Extracted records:
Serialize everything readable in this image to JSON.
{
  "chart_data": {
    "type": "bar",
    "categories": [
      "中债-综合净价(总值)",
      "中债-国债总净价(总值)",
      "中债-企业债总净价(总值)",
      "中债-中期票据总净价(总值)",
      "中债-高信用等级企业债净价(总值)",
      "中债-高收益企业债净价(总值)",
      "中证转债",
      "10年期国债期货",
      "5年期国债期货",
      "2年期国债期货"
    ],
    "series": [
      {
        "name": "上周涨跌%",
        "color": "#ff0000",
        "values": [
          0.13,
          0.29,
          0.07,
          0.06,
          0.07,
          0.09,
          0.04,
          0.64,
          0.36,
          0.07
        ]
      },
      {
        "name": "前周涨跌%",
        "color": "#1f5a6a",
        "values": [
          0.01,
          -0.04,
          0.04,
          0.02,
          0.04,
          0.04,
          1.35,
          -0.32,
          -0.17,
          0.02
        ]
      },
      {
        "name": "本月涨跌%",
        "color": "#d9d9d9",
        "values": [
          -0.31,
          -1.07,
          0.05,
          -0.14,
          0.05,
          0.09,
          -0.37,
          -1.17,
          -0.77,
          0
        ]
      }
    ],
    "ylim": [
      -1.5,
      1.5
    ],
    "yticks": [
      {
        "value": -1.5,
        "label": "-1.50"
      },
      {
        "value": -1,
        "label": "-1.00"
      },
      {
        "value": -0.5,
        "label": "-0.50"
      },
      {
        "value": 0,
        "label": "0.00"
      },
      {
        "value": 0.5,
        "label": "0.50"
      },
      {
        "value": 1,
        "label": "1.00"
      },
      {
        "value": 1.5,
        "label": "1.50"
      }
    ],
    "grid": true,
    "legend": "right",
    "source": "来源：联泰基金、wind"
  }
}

Written request: For the material, find the number of lines holding the word "color" and give that figure and nothing more.

Solved problem: 3